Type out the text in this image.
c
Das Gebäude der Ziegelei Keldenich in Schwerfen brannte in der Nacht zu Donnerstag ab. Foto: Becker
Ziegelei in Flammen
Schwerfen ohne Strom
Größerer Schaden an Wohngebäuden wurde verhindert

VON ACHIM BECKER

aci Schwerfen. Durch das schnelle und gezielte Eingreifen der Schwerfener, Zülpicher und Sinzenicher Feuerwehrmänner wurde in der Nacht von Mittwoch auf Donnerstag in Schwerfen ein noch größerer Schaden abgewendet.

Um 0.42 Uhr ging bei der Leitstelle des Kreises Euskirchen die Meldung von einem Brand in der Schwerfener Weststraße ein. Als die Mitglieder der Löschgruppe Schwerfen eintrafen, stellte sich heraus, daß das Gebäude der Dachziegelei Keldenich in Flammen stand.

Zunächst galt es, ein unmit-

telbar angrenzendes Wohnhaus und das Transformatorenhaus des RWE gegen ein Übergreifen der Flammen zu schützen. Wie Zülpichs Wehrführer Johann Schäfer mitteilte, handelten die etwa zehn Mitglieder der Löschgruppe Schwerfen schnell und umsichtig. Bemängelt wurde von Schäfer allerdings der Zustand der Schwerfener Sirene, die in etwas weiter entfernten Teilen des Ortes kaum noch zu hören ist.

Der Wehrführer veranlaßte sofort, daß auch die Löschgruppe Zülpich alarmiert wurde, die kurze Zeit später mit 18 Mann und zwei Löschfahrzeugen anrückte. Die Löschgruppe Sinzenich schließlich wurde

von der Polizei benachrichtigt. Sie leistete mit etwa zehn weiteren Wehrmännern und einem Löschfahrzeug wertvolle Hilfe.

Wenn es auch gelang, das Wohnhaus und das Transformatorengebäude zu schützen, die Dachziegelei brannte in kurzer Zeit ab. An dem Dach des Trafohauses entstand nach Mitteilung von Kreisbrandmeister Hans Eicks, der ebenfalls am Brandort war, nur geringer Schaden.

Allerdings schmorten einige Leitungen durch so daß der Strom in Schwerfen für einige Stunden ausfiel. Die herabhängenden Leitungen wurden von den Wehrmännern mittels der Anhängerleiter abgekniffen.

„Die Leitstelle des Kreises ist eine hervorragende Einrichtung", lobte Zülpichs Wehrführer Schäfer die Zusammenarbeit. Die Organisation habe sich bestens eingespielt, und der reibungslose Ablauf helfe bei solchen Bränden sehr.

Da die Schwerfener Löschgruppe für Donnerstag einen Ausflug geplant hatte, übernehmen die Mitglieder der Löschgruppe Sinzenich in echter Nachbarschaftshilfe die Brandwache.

——

__WHAT NEEDS TO BE DONE__.
Reproduce each entry exactly, leaving out nothing.

__SOLUTION__.
Type out the text in this image.
c
Das Gebäude der Ziegelei Keldenich in Schwerfen brannte in der Nacht zu Donnerstag ab. Foto: Becker
Ziegelei in Flammen
Schwerfen ohne Strom
Größerer Schaden an Wohngebäuden wurde verhindert

VON ACHIM BECKER

aci Schwerfen. Durch das schnelle und gezielte Eingreifen der Schwerfener, Zülpicher und Sinzenicher Feuerwehrmänner wurde in der Nacht von Mittwoch auf Donnerstag in Schwerfen ein noch größerer Schaden abgewendet.

Um 0.42 Uhr ging bei der Leitstelle des Kreises Euskirchen die Meldung von einem Brand in der Schwerfener Weststraße ein. Als die Mitglieder der Löschgruppe Schwerfen eintrafen, stellte sich heraus, daß das Gebäude der Dachziegelei Keldenich in Flammen stand.

Zunächst galt es, ein unmit-

telbar angrenzendes Wohnhaus und das Transformatorenhaus des RWE gegen ein Übergreifen der Flammen zu schützen. Wie Zülpichs Wehrführer Johann Schäfer mitteilte, handelten die etwa zehn Mitglieder der Löschgruppe Schwerfen schnell und umsichtig. Bemängelt wurde von Schäfer allerdings der Zustand der Schwerfener Sirene, die in etwas weiter entfernten Teilen des Ortes kaum noch zu hören ist.

Der Wehrführer veranlaßte sofort, daß auch die Löschgruppe Zülpich alarmiert wurde, die kurze Zeit später mit 18 Mann und zwei Löschfahrzeugen anrückte. Die Löschgruppe Sinzenich schließlich wurde

von der Polizei benachrichtigt. Sie leistete mit etwa zehn weiteren Wehrmännern und einem Löschfahrzeug wertvolle Hilfe.

Wenn es auch gelang, das Wohnhaus und das Transformatorengebäude zu schützen, die Dachziegelei brannte in kurzer Zeit ab. An dem Dach des Trafohauses entstand nach Mitteilung von Kreisbrandmeister Hans Eicks, der ebenfalls am Brandort war, nur geringer Schaden.

Allerdings schmorten einige Leitungen durch so daß der Strom in Schwerfen für einige Stunden ausfiel. Die herabhängenden Leitungen wurden von den Wehrmännern mittels der Anhängerleiter abgekniffen.

„Die Leitstelle des Kreises ist eine hervorragende Einrichtung", lobte Zülpichs Wehrführer Schäfer die Zusammenarbeit. Die Organisation habe sich bestens eingespielt, und der reibungslose Ablauf helfe bei solchen Bränden sehr.

Da die Schwerfener Löschgruppe für Donnerstag einen Ausflug geplant hatte, übernehmen die Mitglieder der Löschgruppe Sinzenich in echter Nachbarschaftshilfe die Brandwache.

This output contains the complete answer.